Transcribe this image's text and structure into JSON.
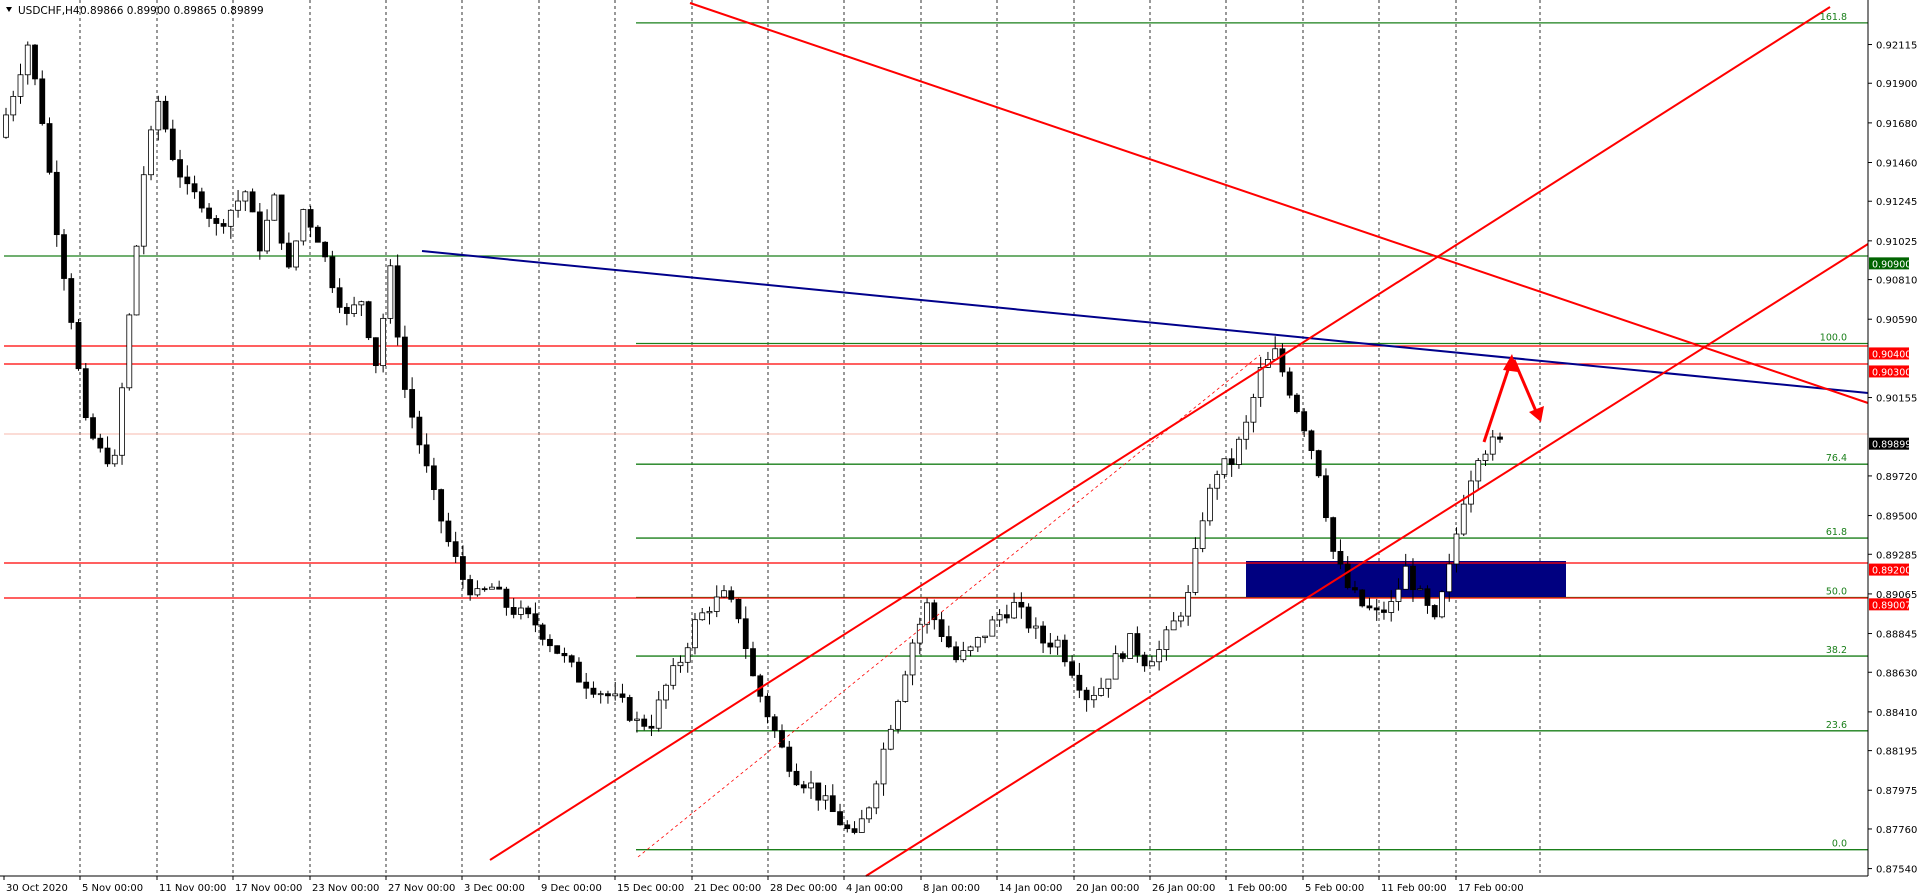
{
  "header": {
    "symbol": "USDCHF,H4",
    "ohlc": "0.89866 0.89900 0.89865 0.89899"
  },
  "colors": {
    "up_candle": "#ffffff",
    "down_candle": "#000000",
    "grid": "#000000",
    "fib": "#1a7f1a",
    "resistance": "#ff0000",
    "trendline": "#00008b",
    "zone": "#000080",
    "current_price_tag": "#000000",
    "green_tag": "#006400",
    "red_tag": "#ff0000"
  },
  "chart_data": {
    "type": "candlestick",
    "title": "USDCHF,H4",
    "y_ticks": [
      "0.92115",
      "0.91900",
      "0.91680",
      "0.91460",
      "0.91245",
      "0.91025",
      "0.90810",
      "0.90590",
      "0.90155",
      "0.89720",
      "0.89500",
      "0.89285",
      "0.89065",
      "0.88845",
      "0.88630",
      "0.88410",
      "0.88195",
      "0.87975",
      "0.87760",
      "0.87540"
    ],
    "ylim": [
      0.8751,
      0.9224
    ],
    "x_ticks": [
      "30 Oct 2020",
      "5 Nov 00:00",
      "11 Nov 00:00",
      "17 Nov 00:00",
      "23 Nov 00:00",
      "27 Nov 00:00",
      "3 Dec 00:00",
      "9 Dec 00:00",
      "15 Dec 00:00",
      "21 Dec 00:00",
      "28 Dec 00:00",
      "4 Jan 00:00",
      "8 Jan 00:00",
      "14 Jan 00:00",
      "20 Jan 00:00",
      "26 Jan 00:00",
      "1 Feb 00:00",
      "5 Feb 00:00",
      "11 Feb 00:00",
      "17 Feb 00:00"
    ],
    "price_path": [
      [
        0,
        0.916
      ],
      [
        2,
        0.9185
      ],
      [
        4,
        0.9212
      ],
      [
        6,
        0.917
      ],
      [
        8,
        0.911
      ],
      [
        10,
        0.906
      ],
      [
        12,
        0.9
      ],
      [
        14,
        0.8985
      ],
      [
        16,
        0.898
      ],
      [
        18,
        0.906
      ],
      [
        20,
        0.914
      ],
      [
        22,
        0.918
      ],
      [
        24,
        0.915
      ],
      [
        26,
        0.913
      ],
      [
        28,
        0.9125
      ],
      [
        30,
        0.911
      ],
      [
        32,
        0.912
      ],
      [
        34,
        0.913
      ],
      [
        36,
        0.91
      ],
      [
        38,
        0.9125
      ],
      [
        40,
        0.9085
      ],
      [
        42,
        0.912
      ],
      [
        44,
        0.9105
      ],
      [
        46,
        0.908
      ],
      [
        48,
        0.906
      ],
      [
        50,
        0.907
      ],
      [
        52,
        0.9035
      ],
      [
        54,
        0.9085
      ],
      [
        56,
        0.902
      ],
      [
        58,
        0.899
      ],
      [
        60,
        0.896
      ],
      [
        62,
        0.8935
      ],
      [
        64,
        0.8915
      ],
      [
        66,
        0.8905
      ],
      [
        68,
        0.891
      ],
      [
        70,
        0.89
      ],
      [
        72,
        0.8895
      ],
      [
        74,
        0.889
      ],
      [
        76,
        0.888
      ],
      [
        78,
        0.887
      ],
      [
        80,
        0.886
      ],
      [
        82,
        0.8855
      ],
      [
        84,
        0.885
      ],
      [
        86,
        0.8845
      ],
      [
        88,
        0.8835
      ],
      [
        90,
        0.8835
      ],
      [
        92,
        0.8855
      ],
      [
        94,
        0.887
      ],
      [
        96,
        0.889
      ],
      [
        98,
        0.89
      ],
      [
        100,
        0.8905
      ],
      [
        102,
        0.8895
      ],
      [
        104,
        0.886
      ],
      [
        106,
        0.884
      ],
      [
        108,
        0.882
      ],
      [
        110,
        0.8805
      ],
      [
        112,
        0.88
      ],
      [
        114,
        0.879
      ],
      [
        116,
        0.878
      ],
      [
        118,
        0.877
      ],
      [
        120,
        0.879
      ],
      [
        122,
        0.882
      ],
      [
        124,
        0.885
      ],
      [
        126,
        0.888
      ],
      [
        128,
        0.89
      ],
      [
        130,
        0.8885
      ],
      [
        132,
        0.887
      ],
      [
        134,
        0.8875
      ],
      [
        136,
        0.8885
      ],
      [
        138,
        0.8895
      ],
      [
        140,
        0.89
      ],
      [
        142,
        0.889
      ],
      [
        144,
        0.888
      ],
      [
        146,
        0.888
      ],
      [
        148,
        0.8865
      ],
      [
        150,
        0.885
      ],
      [
        152,
        0.8855
      ],
      [
        154,
        0.887
      ],
      [
        156,
        0.888
      ],
      [
        158,
        0.887
      ],
      [
        160,
        0.8875
      ],
      [
        162,
        0.889
      ],
      [
        164,
        0.8905
      ],
      [
        166,
        0.895
      ],
      [
        168,
        0.8975
      ],
      [
        170,
        0.898
      ],
      [
        172,
        0.9
      ],
      [
        174,
        0.903
      ],
      [
        176,
        0.904
      ],
      [
        178,
        0.902
      ],
      [
        180,
        0.9
      ],
      [
        182,
        0.8975
      ],
      [
        184,
        0.893
      ],
      [
        186,
        0.891
      ],
      [
        188,
        0.89
      ],
      [
        190,
        0.8895
      ],
      [
        192,
        0.89
      ],
      [
        194,
        0.892
      ],
      [
        196,
        0.8905
      ],
      [
        198,
        0.889
      ],
      [
        200,
        0.892
      ],
      [
        202,
        0.896
      ],
      [
        204,
        0.8985
      ],
      [
        206,
        0.899
      ]
    ],
    "candle_count": 207,
    "horizontal_levels": [
      {
        "name": "fib-161.8",
        "label": "161.8",
        "price": 0.92235,
        "color": "fib"
      },
      {
        "name": "fib-100",
        "label": "100.0",
        "price": 0.90455,
        "color": "fib"
      },
      {
        "name": "fib-76.4",
        "label": "76.4",
        "price": 0.89785,
        "color": "fib"
      },
      {
        "name": "fib-61.8",
        "label": "61.8",
        "price": 0.89375,
        "color": "fib"
      },
      {
        "name": "fib-50",
        "label": "50.0",
        "price": 0.89045,
        "color": "fib"
      },
      {
        "name": "fib-38.2",
        "label": "38.2",
        "price": 0.8872,
        "color": "fib"
      },
      {
        "name": "fib-23.6",
        "label": "23.6",
        "price": 0.88305,
        "color": "fib"
      },
      {
        "name": "fib-0",
        "label": "0.0",
        "price": 0.87645,
        "color": "fib"
      }
    ],
    "price_tags": [
      {
        "name": "tag-09090",
        "label": "0.90900",
        "price": 0.909,
        "color": "green_tag"
      },
      {
        "name": "tag-09040",
        "label": "0.90400",
        "price": 0.904,
        "color": "red_tag"
      },
      {
        "name": "tag-09030",
        "label": "0.90300",
        "price": 0.903,
        "color": "red_tag"
      },
      {
        "name": "tag-08989",
        "label": "0.89899",
        "price": 0.89899,
        "color": "current_price_tag"
      },
      {
        "name": "tag-08920",
        "label": "0.89200",
        "price": 0.892,
        "color": "red_tag"
      },
      {
        "name": "tag-08900",
        "label": "0.89007",
        "price": 0.89007,
        "color": "red_tag"
      }
    ]
  }
}
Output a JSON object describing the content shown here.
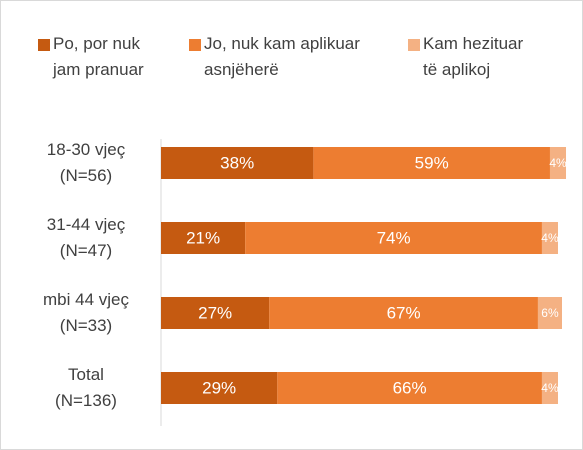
{
  "chart_data": {
    "type": "stacked-barh",
    "categories": [
      "18-30 vjeç\n(N=56)",
      "31-44 vjeç\n(N=47)",
      "mbi 44 vjeç\n(N=33)",
      "Total\n(N=136)"
    ],
    "series": [
      {
        "name": "Po, por nuk\njam pranuar",
        "color": "#c55a11",
        "values": [
          38,
          21,
          27,
          29
        ],
        "value_labels": [
          "38%",
          "21%",
          "27%",
          "29%"
        ]
      },
      {
        "name": "Jo, nuk kam aplikuar\nasnjëherë",
        "color": "#ed7d31",
        "values": [
          59,
          74,
          67,
          66
        ],
        "value_labels": [
          "59%",
          "74%",
          "67%",
          "66%"
        ]
      },
      {
        "name": "Kam hezituar\ntë aplikoj",
        "color": "#f4b183",
        "values": [
          4,
          4,
          6,
          4
        ],
        "value_labels": [
          "4%",
          "4%",
          "6%",
          "4%"
        ]
      }
    ],
    "xlim": [
      0,
      100
    ],
    "legend": "top"
  }
}
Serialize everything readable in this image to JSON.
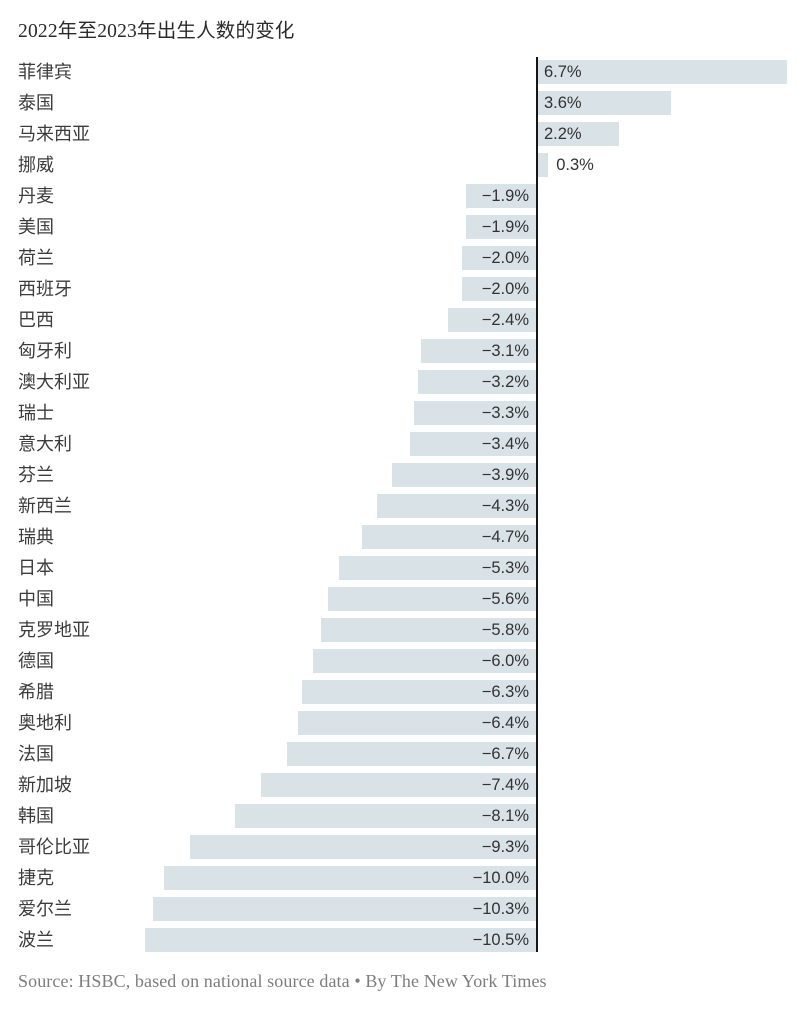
{
  "title": "2022年至2023年出生人数的变化",
  "source_note": "Source:  HSBC, based on national source data • By The New York Times",
  "colors": {
    "background": "#ffffff",
    "bar_fill": "#d8e2e7",
    "axis_line": "#161616",
    "value_text": "#333333",
    "country_text": "#3c3c3c",
    "title_text": "#2b2b2b",
    "source_text": "#7d7d7d"
  },
  "chart_data": {
    "type": "bar",
    "orientation": "horizontal",
    "title": "2022年至2023年出生人数的变化",
    "xlabel": "",
    "ylabel": "",
    "unit": "%",
    "xlim": [
      -10.5,
      6.7
    ],
    "grid": false,
    "legend": "none",
    "value_labels_shown": true,
    "negative_sign_glyph": "−",
    "categories": [
      "菲律宾",
      "泰国",
      "马来西亚",
      "挪威",
      "丹麦",
      "美国",
      "荷兰",
      "西班牙",
      "巴西",
      "匈牙利",
      "澳大利亚",
      "瑞士",
      "意大利",
      "芬兰",
      "新西兰",
      "瑞典",
      "日本",
      "中国",
      "克罗地亚",
      "德国",
      "希腊",
      "奥地利",
      "法国",
      "新加坡",
      "韩国",
      "哥伦比亚",
      "捷克",
      "爱尔兰",
      "波兰"
    ],
    "values": [
      6.7,
      3.6,
      2.2,
      0.3,
      -1.9,
      -1.9,
      -2.0,
      -2.0,
      -2.4,
      -3.1,
      -3.2,
      -3.3,
      -3.4,
      -3.9,
      -4.3,
      -4.7,
      -5.3,
      -5.6,
      -5.8,
      -6.0,
      -6.3,
      -6.4,
      -6.7,
      -7.4,
      -8.1,
      -9.3,
      -10.0,
      -10.3,
      -10.5
    ],
    "source": "Source:  HSBC, based on national source data • By The New York Times"
  }
}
==================================================
# What needs to be done
Collect every line from the records above that contains the word "national".

# Result for this task
  "source_note": "Source:  HSBC, based on national source data • By The New York Times",
    "source": "Source:  HSBC, based on national source data • By The New York Times"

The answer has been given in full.